Start SUPPLIED MATERIAL

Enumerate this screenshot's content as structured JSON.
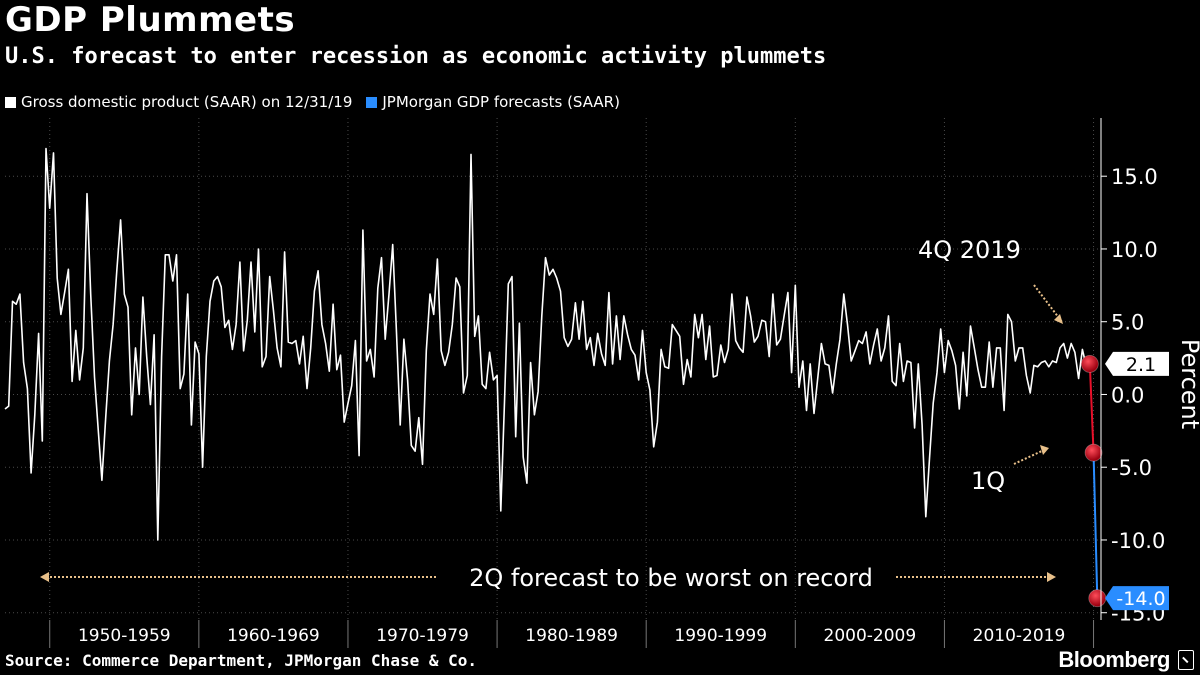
{
  "header": {
    "title": "GDP Plummets",
    "subtitle": "U.S. forecast to enter recession as economic activity plummets"
  },
  "legend": [
    {
      "label": "Gross domestic product (SAAR) on 12/31/19",
      "color": "#ffffff"
    },
    {
      "label": "JPMorgan GDP forecasts (SAAR)",
      "color": "#2a8dff"
    }
  ],
  "footer": {
    "source": "Source: Commerce Department, JPMorgan Chase & Co.",
    "brand": "Bloomberg"
  },
  "chart_data": {
    "type": "line",
    "ylabel": "Percent",
    "ylim": [
      -15.5,
      19
    ],
    "xlim": [
      1947.0,
      2020.5
    ],
    "y_ticks": [
      15.0,
      10.0,
      5.0,
      0.0,
      -5.0,
      -10.0,
      -15.0
    ],
    "y_tick_labels": [
      "15.0",
      "10.0",
      "5.0",
      "0.0",
      "-5.0",
      "-10.0",
      "-15.0"
    ],
    "x_bands": [
      {
        "label": "1950-1959",
        "from": 1950,
        "to": 1960
      },
      {
        "label": "1960-1969",
        "from": 1960,
        "to": 1970
      },
      {
        "label": "1970-1979",
        "from": 1970,
        "to": 1980
      },
      {
        "label": "1980-1989",
        "from": 1980,
        "to": 1990
      },
      {
        "label": "1990-1999",
        "from": 1990,
        "to": 2000
      },
      {
        "label": "2000-2009",
        "from": 2000,
        "to": 2010
      },
      {
        "label": "2010-2019",
        "from": 2010,
        "to": 2020
      }
    ],
    "series": [
      {
        "name": "Gross domestic product (SAAR) on 12/31/19",
        "color": "#ffffff",
        "x": [
          1947.0,
          1947.25,
          1947.5,
          1947.75,
          1948.0,
          1948.25,
          1948.5,
          1948.75,
          1949.0,
          1949.25,
          1949.5,
          1949.75,
          1950.0,
          1950.25,
          1950.5,
          1950.75,
          1951.0,
          1951.25,
          1951.5,
          1951.75,
          1952.0,
          1952.25,
          1952.5,
          1952.75,
          1953.0,
          1953.25,
          1953.5,
          1953.75,
          1954.0,
          1954.25,
          1954.5,
          1954.75,
          1955.0,
          1955.25,
          1955.5,
          1955.75,
          1956.0,
          1956.25,
          1956.5,
          1956.75,
          1957.0,
          1957.25,
          1957.5,
          1957.75,
          1958.0,
          1958.25,
          1958.5,
          1958.75,
          1959.0,
          1959.25,
          1959.5,
          1959.75,
          1960.0,
          1960.25,
          1960.5,
          1960.75,
          1961.0,
          1961.25,
          1961.5,
          1961.75,
          1962.0,
          1962.25,
          1962.5,
          1962.75,
          1963.0,
          1963.25,
          1963.5,
          1963.75,
          1964.0,
          1964.25,
          1964.5,
          1964.75,
          1965.0,
          1965.25,
          1965.5,
          1965.75,
          1966.0,
          1966.25,
          1966.5,
          1966.75,
          1967.0,
          1967.25,
          1967.5,
          1967.75,
          1968.0,
          1968.25,
          1968.5,
          1968.75,
          1969.0,
          1969.25,
          1969.5,
          1969.75,
          1970.0,
          1970.25,
          1970.5,
          1970.75,
          1971.0,
          1971.25,
          1971.5,
          1971.75,
          1972.0,
          1972.25,
          1972.5,
          1972.75,
          1973.0,
          1973.25,
          1973.5,
          1973.75,
          1974.0,
          1974.25,
          1974.5,
          1974.75,
          1975.0,
          1975.25,
          1975.5,
          1975.75,
          1976.0,
          1976.25,
          1976.5,
          1976.75,
          1977.0,
          1977.25,
          1977.5,
          1977.75,
          1978.0,
          1978.25,
          1978.5,
          1978.75,
          1979.0,
          1979.25,
          1979.5,
          1979.75,
          1980.0,
          1980.25,
          1980.5,
          1980.75,
          1981.0,
          1981.25,
          1981.5,
          1981.75,
          1982.0,
          1982.25,
          1982.5,
          1982.75,
          1983.0,
          1983.25,
          1983.5,
          1983.75,
          1984.0,
          1984.25,
          1984.5,
          1984.75,
          1985.0,
          1985.25,
          1985.5,
          1985.75,
          1986.0,
          1986.25,
          1986.5,
          1986.75,
          1987.0,
          1987.25,
          1987.5,
          1987.75,
          1988.0,
          1988.25,
          1988.5,
          1988.75,
          1989.0,
          1989.25,
          1989.5,
          1989.75,
          1990.0,
          1990.25,
          1990.5,
          1990.75,
          1991.0,
          1991.25,
          1991.5,
          1991.75,
          1992.0,
          1992.25,
          1992.5,
          1992.75,
          1993.0,
          1993.25,
          1993.5,
          1993.75,
          1994.0,
          1994.25,
          1994.5,
          1994.75,
          1995.0,
          1995.25,
          1995.5,
          1995.75,
          1996.0,
          1996.25,
          1996.5,
          1996.75,
          1997.0,
          1997.25,
          1997.5,
          1997.75,
          1998.0,
          1998.25,
          1998.5,
          1998.75,
          1999.0,
          1999.25,
          1999.5,
          1999.75,
          2000.0,
          2000.25,
          2000.5,
          2000.75,
          2001.0,
          2001.25,
          2001.5,
          2001.75,
          2002.0,
          2002.25,
          2002.5,
          2002.75,
          2003.0,
          2003.25,
          2003.5,
          2003.75,
          2004.0,
          2004.25,
          2004.5,
          2004.75,
          2005.0,
          2005.25,
          2005.5,
          2005.75,
          2006.0,
          2006.25,
          2006.5,
          2006.75,
          2007.0,
          2007.25,
          2007.5,
          2007.75,
          2008.0,
          2008.25,
          2008.5,
          2008.75,
          2009.0,
          2009.25,
          2009.5,
          2009.75,
          2010.0,
          2010.25,
          2010.5,
          2010.75,
          2011.0,
          2011.25,
          2011.5,
          2011.75,
          2012.0,
          2012.25,
          2012.5,
          2012.75,
          2013.0,
          2013.25,
          2013.5,
          2013.75,
          2014.0,
          2014.25,
          2014.5,
          2014.75,
          2015.0,
          2015.25,
          2015.5,
          2015.75,
          2016.0,
          2016.25,
          2016.5,
          2016.75,
          2017.0,
          2017.25,
          2017.5,
          2017.75,
          2018.0,
          2018.25,
          2018.5,
          2018.75,
          2019.0,
          2019.25,
          2019.5,
          2019.75
        ],
        "values": [
          -1.0,
          -0.8,
          6.4,
          6.2,
          6.9,
          2.2,
          0.4,
          -5.4,
          -1.4,
          4.2,
          -3.2,
          16.9,
          12.8,
          16.6,
          8.0,
          5.5,
          7.0,
          8.6,
          0.9,
          4.4,
          1.0,
          3.2,
          13.8,
          6.9,
          1.2,
          -2.4,
          -5.9,
          -1.6,
          2.3,
          4.8,
          8.5,
          12.0,
          6.9,
          6.0,
          -1.4,
          3.2,
          0.0,
          6.7,
          2.6,
          -0.7,
          4.1,
          -10.0,
          2.6,
          9.6,
          9.6,
          7.8,
          9.6,
          0.4,
          1.4,
          6.9,
          -2.1,
          3.6,
          2.8,
          -5.0,
          2.6,
          6.4,
          7.8,
          8.1,
          7.4,
          4.6,
          5.1,
          3.1,
          4.8,
          9.1,
          3.0,
          5.1,
          9.1,
          4.3,
          10.0,
          1.9,
          2.6,
          8.1,
          5.8,
          3.2,
          1.9,
          9.8,
          3.6,
          3.5,
          3.7,
          2.1,
          4.0,
          0.4,
          3.2,
          7.1,
          8.5,
          4.8,
          3.5,
          1.6,
          6.2,
          1.7,
          2.7,
          -1.9,
          -0.6,
          0.6,
          3.7,
          -4.2,
          11.3,
          2.3,
          3.1,
          1.2,
          7.3,
          9.4,
          3.8,
          6.9,
          10.3,
          4.4,
          -2.1,
          3.8,
          1.0,
          -3.5,
          -3.9,
          -1.6,
          -4.8,
          3.0,
          6.9,
          5.5,
          9.3,
          3.0,
          2.0,
          2.9,
          4.8,
          8.0,
          7.4,
          0.1,
          1.3,
          16.5,
          4.0,
          5.4,
          0.7,
          0.4,
          2.9,
          1.0,
          1.3,
          -8.0,
          -0.5,
          7.6,
          8.1,
          -2.9,
          4.9,
          -4.3,
          -6.1,
          2.2,
          -1.4,
          0.2,
          5.4,
          9.4,
          8.2,
          8.6,
          8.0,
          7.1,
          3.9,
          3.3,
          3.8,
          6.3,
          3.8,
          6.4,
          3.1,
          3.9,
          2.0,
          4.2,
          2.8,
          2.0,
          7.0,
          2.1,
          5.4,
          2.4,
          5.4,
          4.1,
          3.1,
          2.7,
          1.0,
          4.4,
          1.5,
          0.3,
          -3.6,
          -1.9,
          3.1,
          1.9,
          1.8,
          4.8,
          4.4,
          4.0,
          0.7,
          2.4,
          1.2,
          5.5,
          3.9,
          5.5,
          2.4,
          4.7,
          1.2,
          1.3,
          3.4,
          2.2,
          3.1,
          6.9,
          3.7,
          3.2,
          2.9,
          6.7,
          5.4,
          3.6,
          4.0,
          5.1,
          5.0,
          2.6,
          6.9,
          3.4,
          3.8,
          5.4,
          7.0,
          1.5,
          7.5,
          0.5,
          2.3,
          -1.1,
          2.1,
          -1.3,
          1.1,
          3.5,
          2.1,
          2.0,
          0.1,
          2.1,
          3.8,
          6.9,
          4.8,
          2.3,
          3.0,
          3.7,
          3.5,
          4.3,
          2.1,
          3.4,
          4.5,
          2.3,
          3.2,
          5.4,
          0.9,
          0.6,
          3.5,
          0.9,
          2.3,
          2.2,
          -2.3,
          2.1,
          -2.1,
          -8.4,
          -4.4,
          -0.6,
          1.5,
          4.5,
          1.5,
          3.7,
          3.0,
          2.0,
          -1.0,
          2.9,
          -0.1,
          4.7,
          3.2,
          1.7,
          0.5,
          0.5,
          3.6,
          0.5,
          3.2,
          3.2,
          -1.1,
          5.5,
          5.0,
          2.3,
          3.2,
          3.2,
          1.3,
          0.1,
          2.0,
          1.9,
          2.2,
          2.3,
          1.9,
          2.3,
          2.2,
          3.2,
          3.5,
          2.5,
          3.5,
          2.9,
          1.1,
          3.1,
          2.0,
          2.1
        ]
      },
      {
        "name": "JPMorgan GDP forecasts (SAAR)",
        "color": "#2a8dff",
        "x": [
          2019.75,
          2020.0,
          2020.25
        ],
        "values": [
          2.1,
          -4.0,
          -14.0
        ]
      }
    ],
    "forecast_path_color": "#e8102a",
    "markers": [
      {
        "x": 2019.75,
        "y": 2.1,
        "color": "#e8102a"
      },
      {
        "x": 2020.0,
        "y": -4.0,
        "color": "#e8102a"
      },
      {
        "x": 2020.25,
        "y": -14.0,
        "color": "#e8102a"
      }
    ],
    "value_badges": [
      {
        "label": "2.1",
        "value": 2.1,
        "style": "white"
      },
      {
        "label": "-14.0",
        "value": -14.0,
        "style": "blue"
      }
    ],
    "annotations": [
      {
        "text": "4Q 2019"
      },
      {
        "text": "1Q"
      },
      {
        "text": "2Q forecast to be worst on record"
      }
    ]
  }
}
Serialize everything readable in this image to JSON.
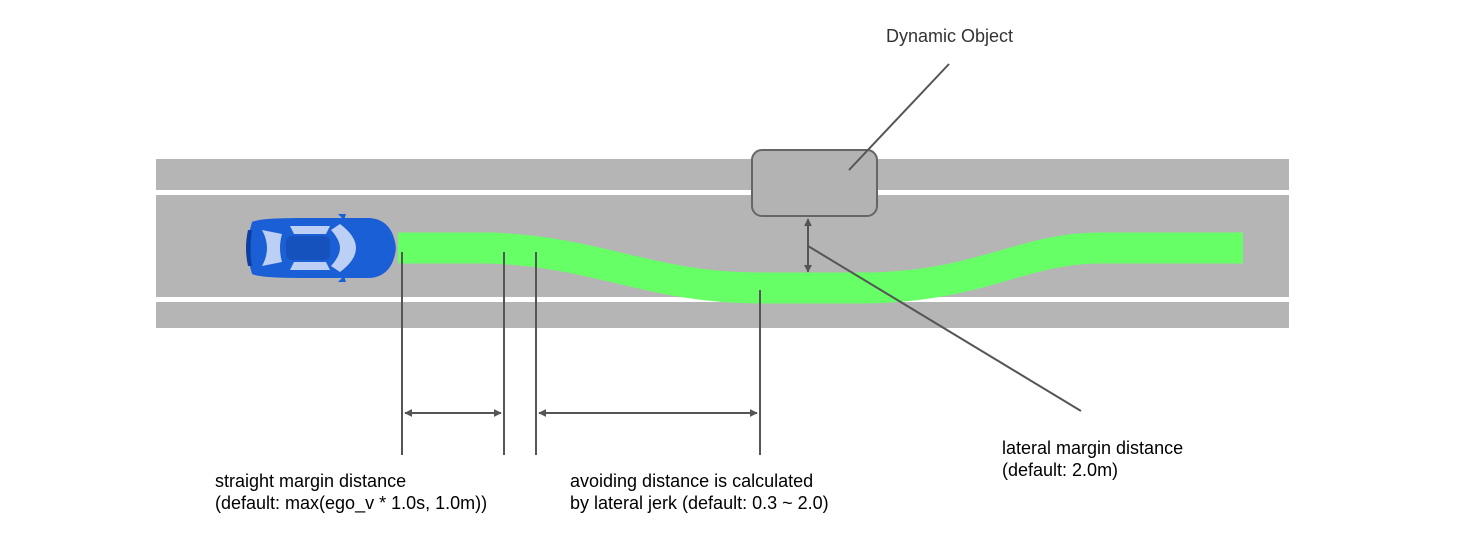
{
  "labels": {
    "dynamic_object": "Dynamic Object",
    "straight_margin": {
      "line1": "straight margin distance",
      "line2": "(default: max(ego_v * 1.0s,  1.0m))"
    },
    "avoiding_distance": {
      "line1": "avoiding distance is calculated",
      "line2": "by lateral jerk (default: 0.3 ~ 2.0)"
    },
    "lateral_margin": {
      "line1": "lateral margin distance",
      "line2": "(default: 2.0m)"
    }
  },
  "colors": {
    "road": "#b5b5b5",
    "lane_marking": "#ffffff",
    "path": "#66ff66",
    "object_fill": "#b3b3b3",
    "object_stroke": "#666666",
    "car_body": "#1a5fd6",
    "car_glass": "#bcd0f5",
    "annotation_line": "#555555"
  },
  "icons": {
    "ego_vehicle": "car-top-view-icon"
  }
}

End SUPPLIED MATERIAL

Print once more, exactly, the lines from the one with "Serialize everything readable" through the last line of the data, both ends included, without any pictures.

● **OUTPUT FOR THIS EXERCISE**:
Serialize everything readable in this image to JSON.
{
  "labels": {
    "dynamic_object": "Dynamic Object",
    "straight_margin": {
      "line1": "straight margin distance",
      "line2": "(default: max(ego_v * 1.0s,  1.0m))"
    },
    "avoiding_distance": {
      "line1": "avoiding distance is calculated",
      "line2": "by lateral jerk (default: 0.3 ~ 2.0)"
    },
    "lateral_margin": {
      "line1": "lateral margin distance",
      "line2": "(default: 2.0m)"
    }
  },
  "colors": {
    "road": "#b5b5b5",
    "lane_marking": "#ffffff",
    "path": "#66ff66",
    "object_fill": "#b3b3b3",
    "object_stroke": "#666666",
    "car_body": "#1a5fd6",
    "car_glass": "#bcd0f5",
    "annotation_line": "#555555"
  },
  "icons": {
    "ego_vehicle": "car-top-view-icon"
  }
}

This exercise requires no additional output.